▸ **EXTRACTED MATERIAL**
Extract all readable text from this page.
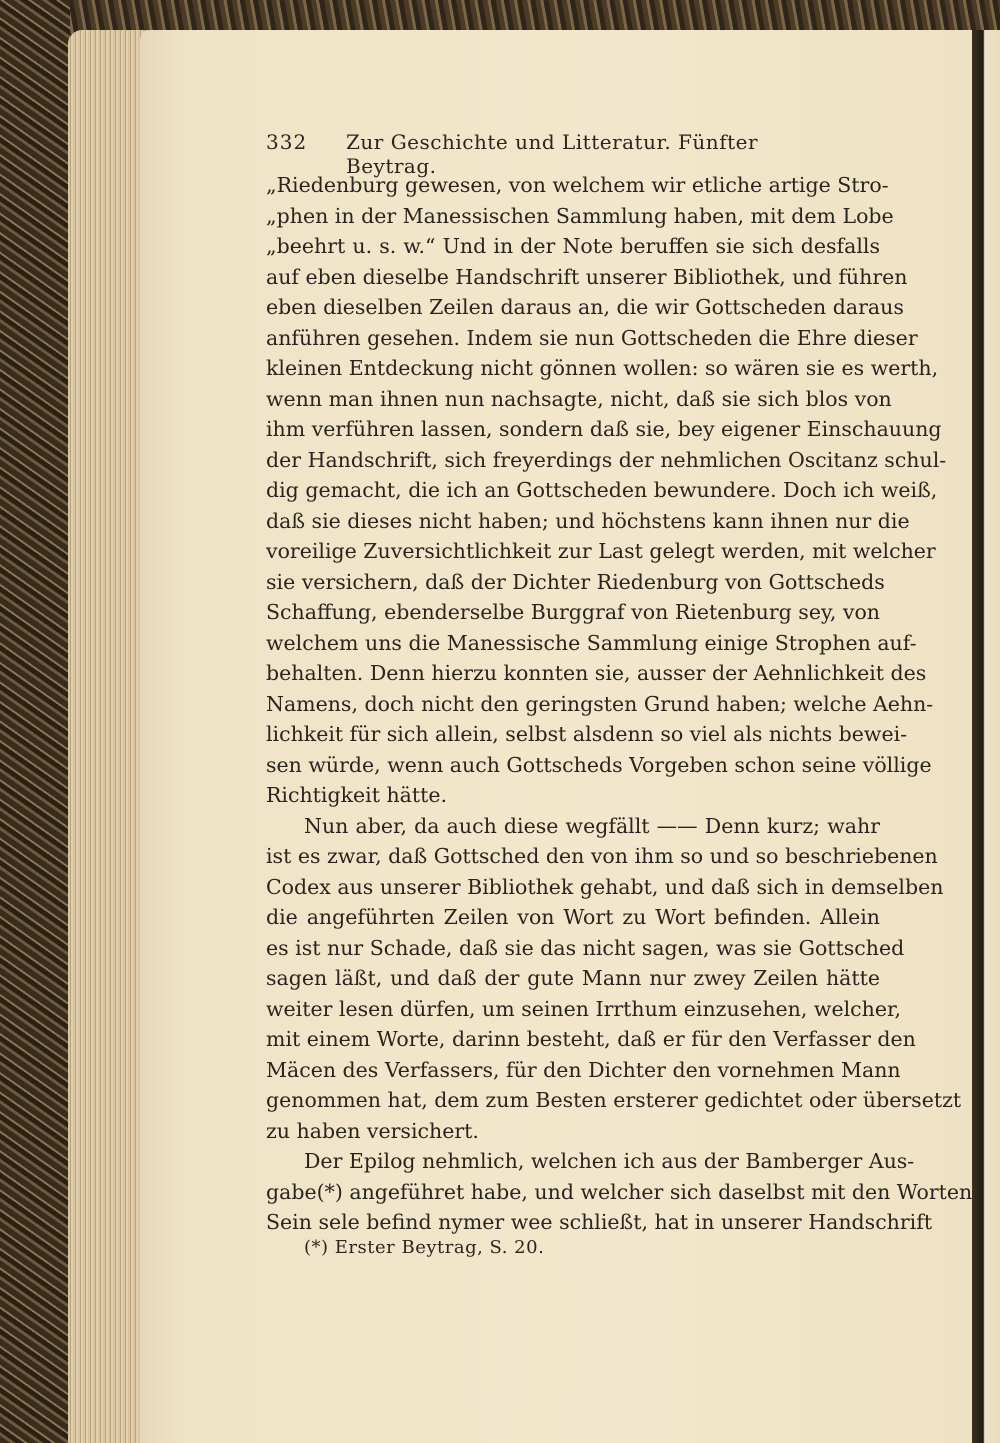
332 Zur Geschichte und Litteratur. Fünfter Beytrag.
„Riedenburg gewesen, von welchem wir etliche artige Stro-
„phen in der Manessischen Sammlung haben, mit dem Lobe
„beehrt u. s. w.“ Und in der Note beruffen sie sich desfalls
auf eben dieselbe Handschrift unserer Bibliothek, und führen
eben dieselben Zeilen daraus an, die wir Gottscheden daraus
anführen gesehen. Indem sie nun Gottscheden die Ehre dieser
kleinen Entdeckung nicht gönnen wollen: so wären sie es werth,
wenn man ihnen nun nachsagte, nicht, daß sie sich blos von
ihm verführen lassen, sondern daß sie, bey eigener Einschauung
der Handschrift, sich freyerdings der nehmlichen Oscitanz schul-
dig gemacht, die ich an Gottscheden bewundere. Doch ich weiß,
daß sie dieses nicht haben; und höchstens kann ihnen nur die
voreilige Zuversichtlichkeit zur Last gelegt werden, mit welcher
sie versichern, daß der Dichter Riedenburg von Gottscheds
Schaffung, ebenderselbe Burggraf von Rietenburg sey, von
welchem uns die Manessische Sammlung einige Strophen auf-
behalten. Denn hierzu konnten sie, ausser der Aehnlichkeit des
Namens, doch nicht den geringsten Grund haben; welche Aehn-
lichkeit für sich allein, selbst alsdenn so viel als nichts bewei-
sen würde, wenn auch Gottscheds Vorgeben schon seine völlige
Richtigkeit hätte.
Nun aber, da auch diese wegfällt —— Denn kurz; wahr
ist es zwar, daß Gottsched den von ihm so und so beschriebenen
Codex aus unserer Bibliothek gehabt, und daß sich in demselben
die angeführten Zeilen von Wort zu Wort befinden. Allein
es ist nur Schade, daß sie das nicht sagen, was sie Gottsched
sagen läßt, und daß der gute Mann nur zwey Zeilen hätte
weiter lesen dürfen, um seinen Irrthum einzusehen, welcher,
mit einem Worte, darinn besteht, daß er für den Verfasser den
Mäcen des Verfassers, für den Dichter den vornehmen Mann
genommen hat, dem zum Besten ersterer gedichtet oder übersetzt
zu haben versichert.
Der Epilog nehmlich, welchen ich aus der Bamberger Aus-
gabe(*) angeführet habe, und welcher sich daselbst mit den Worten
Sein sele befind nymer wee schließt, hat in unserer Handschrift
(*) Erster Beytrag, S. 20.
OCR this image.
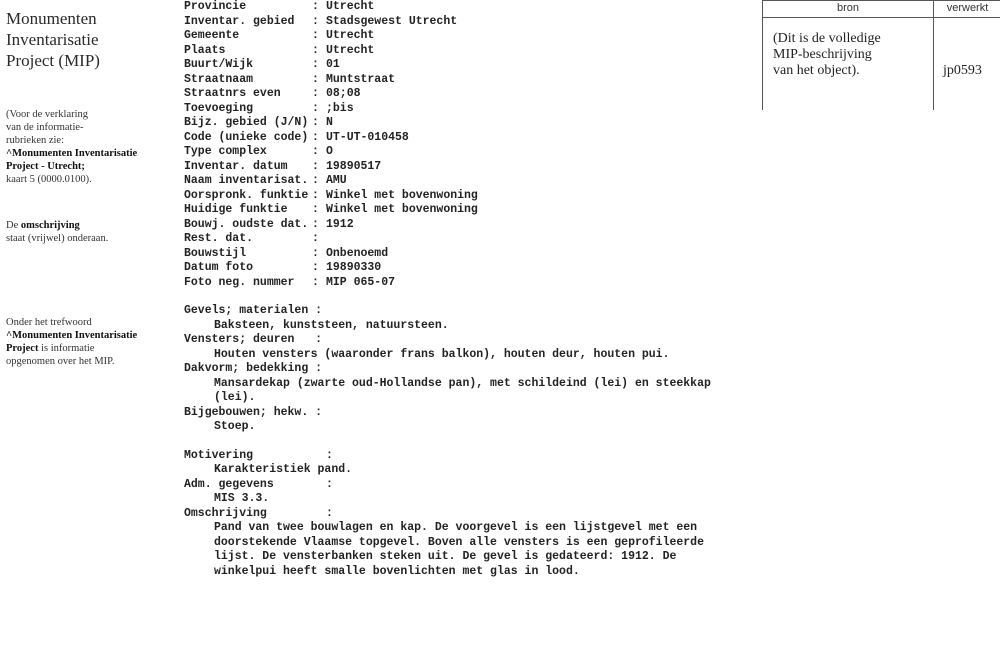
Monumenten
Inventarisatie
Project (MIP)
(Voor de verklaring
van de informatie-
rubrieken zie:
^Monumenten Inventarisatie
Project - Utrecht;
kaart 5 (0000.0100).
De omschrijving
staat (vrijwel) onderaan.
Onder het trefwoord
^Monumenten Inventarisatie
Project is informatie
opgenomen over het MIP.
Provincie	: Utrecht
Inventar. gebied : Stadsgewest Utrecht
Gemeente	: Utrecht
Plaats	: Utrecht
Buurt/Wijk	: 01
Straatnaam	: Muntstraat
Straatnrs even	: 08;08
Toevoeging	: ;bis
Bijz. gebied (J/N) : N
Code (unieke code) : UT-UT-010458
Type complex	: O
Inventar. datum : 19890517
Naam inventarisat. : AMU
Oorspronk. funktie : Winkel met bovenwoning
Huidige funktie : Winkel met bovenwoning
Bouwj. oudste dat. : 1912
Rest. dat.	:
Bouwstijl	: Onbenoemd
Datum foto	: 19890330
Foto neg. nummer : MIP 065-07
Gevels; materialen :
Baksteen, kunststeen, natuursteen.
Vensters; deuren   :
Houten vensters (waaronder frans balkon), houten deur, houten pui.
Dakvorm; bedekking :
Mansardekap (zwarte oud-Hollandse pan), met schildeind (lei) en steekkap
(lei).
Bijgebouwen; hekw. :
Stoep.
Motivering	:
Karakteristiek pand.
Adm. gegevens	:
MIS 3.3.
Omschrijving	:
Pand van twee bouwlagen en kap. De voorgevel is een lijstgevel met een
doorstekende Vlaamse topgevel. Boven alle vensters is een geprofileerde
lijst. De vensterbanken steken uit. De gevel is gedateerd: 1912. De
winkelpui heeft smalle bovenlichten met glas in lood.
bron	verwerkt
(Dit is de volledige
MIP-beschrijving
van het object).	jp0593
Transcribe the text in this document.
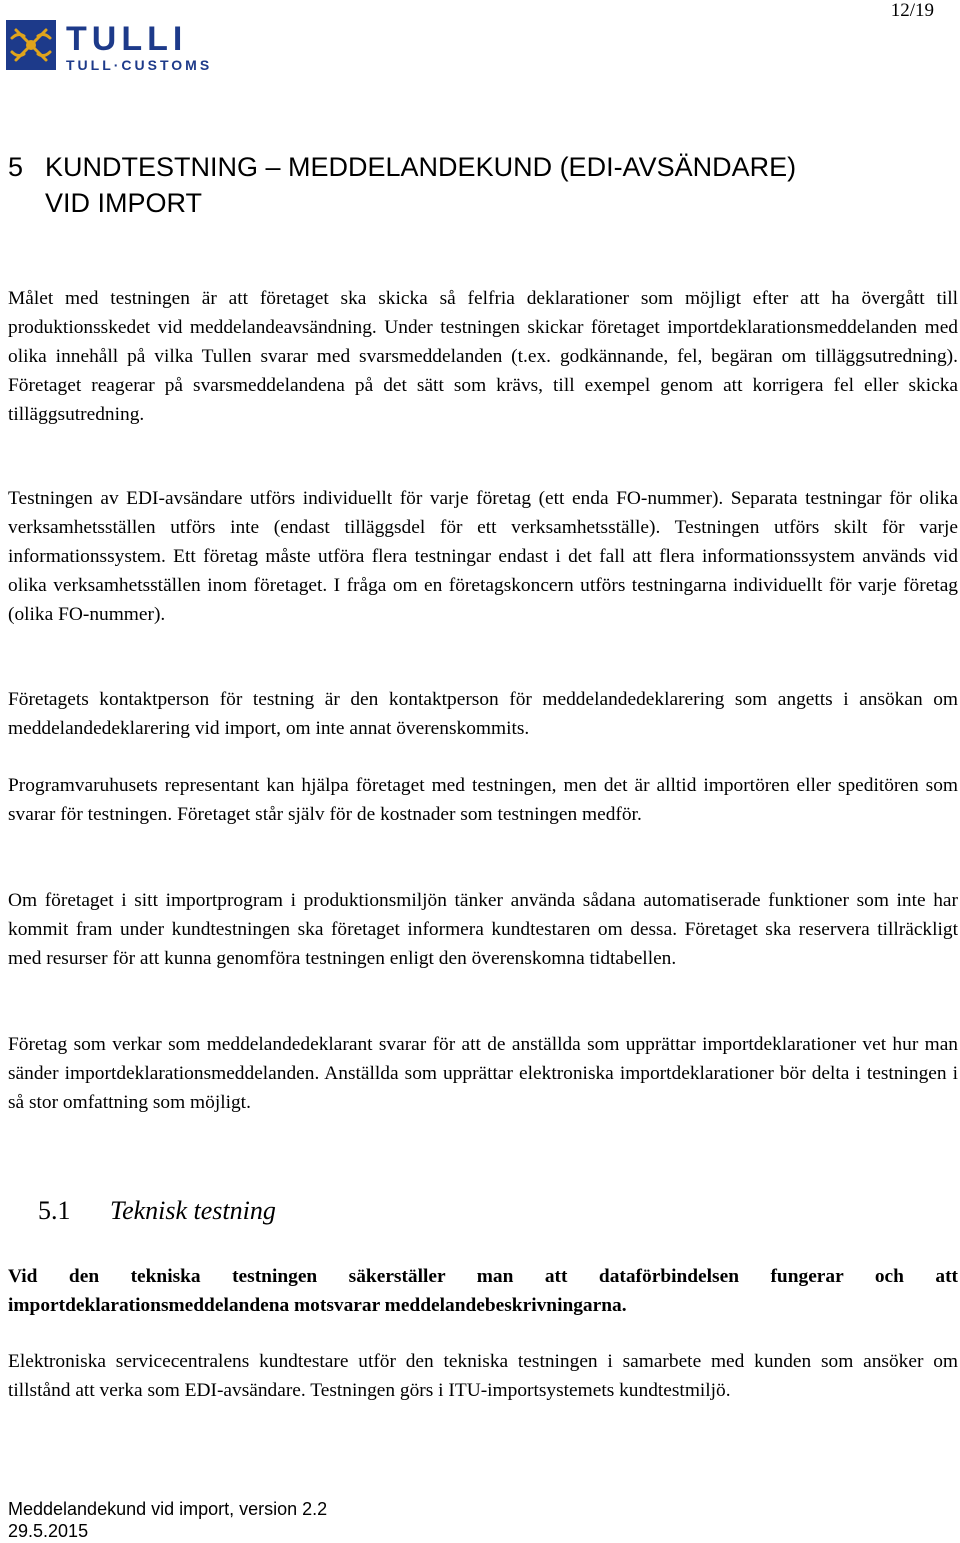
12/19
TULLI
TULL·CUSTOMS
5 KUNDTESTNING – MEDDELANDEKUND (EDI-AVSÄNDARE)
VID IMPORT

Målet med testningen är att företaget ska skicka så felfria deklarationer som möjligt efter att ha övergått till produktionsskedet vid meddelandeavsändning. Under testningen skickar företaget importdeklarationsmeddelanden med olika innehåll på vilka Tullen svarar med svarsmeddelanden (t.ex. godkännande, fel, begäran om tilläggsutredning). Företaget reagerar på svarsmeddelandena på det sätt som krävs, till exempel genom att korrigera fel eller skicka tilläggsutredning.

Testningen av EDI-avsändare utförs individuellt för varje företag (ett enda FO-nummer). Separata testningar för olika verksamhetsställen utförs inte (endast tilläggsdel för ett verksamhetsställe). Testningen utförs skilt för varje informationssystem. Ett företag måste utföra flera testningar endast i det fall att flera informationssystem används vid olika verksamhetsställen inom företaget. I fråga om en företagskoncern utförs testningarna individuellt för varje företag (olika FO-nummer).

Företagets kontaktperson för testning är den kontaktperson för meddelandedeklarering som angetts i ansökan om meddelandedeklarering vid import, om inte annat överenskommits.

Programvaruhusets representant kan hjälpa företaget med testningen, men det är alltid importören eller speditören som svarar för testningen. Företaget står själv för de kostnader som testningen medför.

Om företaget i sitt importprogram i produktionsmiljön tänker använda sådana automatiserade funktioner som inte har kommit fram under kundtestningen ska företaget informera kundtestaren om dessa. Företaget ska reservera tillräckligt med resurser för att kunna genomföra testningen enligt den överenskomna tidtabellen.

Företag som verkar som meddelandedeklarant svarar för att de anställda som upprättar importdeklarationer vet hur man sänder importdeklarationsmeddelanden. Anställda som upprättar elektroniska importdeklarationer bör delta i testningen i så stor omfattning som möjligt.

5.1 Teknisk testning

Vid den tekniska testningen säkerställer man att dataförbindelsen fungerar och att importdeklarationsmeddelandena motsvarar meddelandebeskrivningarna.

Elektroniska servicecentralens kundtestare utför den tekniska testningen i samarbete med kunden som ansöker om tillstånd att verka som EDI-avsändare. Testningen görs i ITU-importsystemets kundtestmiljö.

Meddelandekund vid import, version 2.2
29.5.2015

▸ **TRY IT**
Would you copy every entry exactly as it stands, leaving out the pictures?

▸ **RESULT**
Extract all readable text from this page.
332 Zur Geschichte und Litteratur. Fünfter Beytrag.
„Riedenburg gewesen, von welchem wir etliche artige Stro-
„phen in der Manessischen Sammlung haben, mit dem Lobe
„beehrt u. s. w.“ Und in der Note beruffen sie sich desfalls
auf eben dieselbe Handschrift unserer Bibliothek, und führen
eben dieselben Zeilen daraus an, die wir Gottscheden daraus
anführen gesehen. Indem sie nun Gottscheden die Ehre dieser
kleinen Entdeckung nicht gönnen wollen: so wären sie es werth,
wenn man ihnen nun nachsagte, nicht, daß sie sich blos von
ihm verführen lassen, sondern daß sie, bey eigener Einschauung
der Handschrift, sich freyerdings der nehmlichen Oscitanz schul-
dig gemacht, die ich an Gottscheden bewundere. Doch ich weiß,
daß sie dieses nicht haben; und höchstens kann ihnen nur die
voreilige Zuversichtlichkeit zur Last gelegt werden, mit welcher
sie versichern, daß der Dichter Riedenburg von Gottscheds
Schaffung, ebenderselbe Burggraf von Rietenburg sey, von
welchem uns die Manessische Sammlung einige Strophen auf-
behalten. Denn hierzu konnten sie, ausser der Aehnlichkeit des
Namens, doch nicht den geringsten Grund haben; welche Aehn-
lichkeit für sich allein, selbst alsdenn so viel als nichts bewei-
sen würde, wenn auch Gottscheds Vorgeben schon seine völlige
Richtigkeit hätte.
Nun aber, da auch diese wegfällt —— Denn kurz; wahr
ist es zwar, daß Gottsched den von ihm so und so beschriebenen
Codex aus unserer Bibliothek gehabt, und daß sich in demselben
die angeführten Zeilen von Wort zu Wort befinden. Allein
es ist nur Schade, daß sie das nicht sagen, was sie Gottsched
sagen läßt, und daß der gute Mann nur zwey Zeilen hätte
weiter lesen dürfen, um seinen Irrthum einzusehen, welcher,
mit einem Worte, darinn besteht, daß er für den Verfasser den
Mäcen des Verfassers, für den Dichter den vornehmen Mann
genommen hat, dem zum Besten ersterer gedichtet oder übersetzt
zu haben versichert.
Der Epilog nehmlich, welchen ich aus der Bamberger Aus-
gabe(*) angeführet habe, und welcher sich daselbst mit den Worten
Sein sele befind nymer wee schließt, hat in unserer Handschrift
(*) Erster Beytrag, S. 20.
OCR this image.
Monumenten
Inventarisatie
Project (MIP)
(Voor de verklaring
van de informatie-
rubrieken zie:
^Monumenten Inventarisatie
Project - Utrecht;
kaart 5 (0000.0100).
De omschrijving
staat (vrijwel) onderaan.
Onder het trefwoord
^Monumenten Inventarisatie
Project is informatie
opgenomen over het MIP.
Provincie	: Utrecht
Inventar. gebied : Stadsgewest Utrecht
Gemeente	: Utrecht
Plaats	: Utrecht
Buurt/Wijk	: 01
Straatnaam	: Muntstraat
Straatnrs even	: 08;08
Toevoeging	: ;bis
Bijz. gebied (J/N) : N
Code (unieke code) : UT-UT-010458
Type complex	: O
Inventar. datum : 19890517
Naam inventarisat. : AMU
Oorspronk. funktie : Winkel met bovenwoning
Huidige funktie : Winkel met bovenwoning
Bouwj. oudste dat. : 1912
Rest. dat.	:
Bouwstijl	: Onbenoemd
Datum foto	: 19890330
Foto neg. nummer : MIP 065-07
Gevels; materialen :
Baksteen, kunststeen, natuursteen.
Vensters; deuren   :
Houten vensters (waaronder frans balkon), houten deur, houten pui.
Dakvorm; bedekking :
Mansardekap (zwarte oud-Hollandse pan), met schildeind (lei) en steekkap
(lei).
Bijgebouwen; hekw. :
Stoep.
Motivering	:
Karakteristiek pand.
Adm. gegevens	:
MIS 3.3.
Omschrijving	:
Pand van twee bouwlagen en kap. De voorgevel is een lijstgevel met een
doorstekende Vlaamse topgevel. Boven alle vensters is een geprofileerde
lijst. De vensterbanken steken uit. De gevel is gedateerd: 1912. De
winkelpui heeft smalle bovenlichten met glas in lood.
bron	verwerkt
(Dit is de volledige
MIP-beschrijving
van het object).	jp0593
Transcribe the text in this document.
12/19
TULLI
TULL·CUSTOMS
5 KUNDTESTNING – MEDDELANDEKUND (EDI-AVSÄNDARE)
VID IMPORT

Målet med testningen är att företaget ska skicka så felfria deklarationer som möjligt efter att ha övergått till produktionsskedet vid meddelandeavsändning. Under testningen skickar företaget importdeklarationsmeddelanden med olika innehåll på vilka Tullen svarar med svarsmeddelanden (t.ex. godkännande, fel, begäran om tilläggsutredning). Företaget reagerar på svarsmeddelandena på det sätt som krävs, till exempel genom att korrigera fel eller skicka tilläggsutredning.

Testningen av EDI-avsändare utförs individuellt för varje företag (ett enda FO-nummer). Separata testningar för olika verksamhetsställen utförs inte (endast tilläggsdel för ett verksamhetsställe). Testningen utförs skilt för varje informationssystem. Ett företag måste utföra flera testningar endast i det fall att flera informationssystem används vid olika verksamhetsställen inom företaget. I fråga om en företagskoncern utförs testningarna individuellt för varje företag (olika FO-nummer).

Företagets kontaktperson för testning är den kontaktperson för meddelandedeklarering som angetts i ansökan om meddelandedeklarering vid import, om inte annat överenskommits.

Programvaruhusets representant kan hjälpa företaget med testningen, men det är alltid importören eller speditören som svarar för testningen. Företaget står själv för de kostnader som testningen medför.

Om företaget i sitt importprogram i produktionsmiljön tänker använda sådana automatiserade funktioner som inte har kommit fram under kundtestningen ska företaget informera kundtestaren om dessa. Företaget ska reservera tillräckligt med resurser för att kunna genomföra testningen enligt den överenskomna tidtabellen.

Företag som verkar som meddelandedeklarant svarar för att de anställda som upprättar importdeklarationer vet hur man sänder importdeklarationsmeddelanden. Anställda som upprättar elektroniska importdeklarationer bör delta i testningen i så stor omfattning som möjligt.

5.1 Teknisk testning

Vid den tekniska testningen säkerställer man att dataförbindelsen fungerar och att importdeklarationsmeddelandena motsvarar meddelandebeskrivningarna.

Elektroniska servicecentralens kundtestare utför den tekniska testningen i samarbete med kunden som ansöker om tillstånd att verka som EDI-avsändare. Testningen görs i ITU-importsystemets kundtestmiljö.

Meddelandekund vid import, version 2.2
29.5.2015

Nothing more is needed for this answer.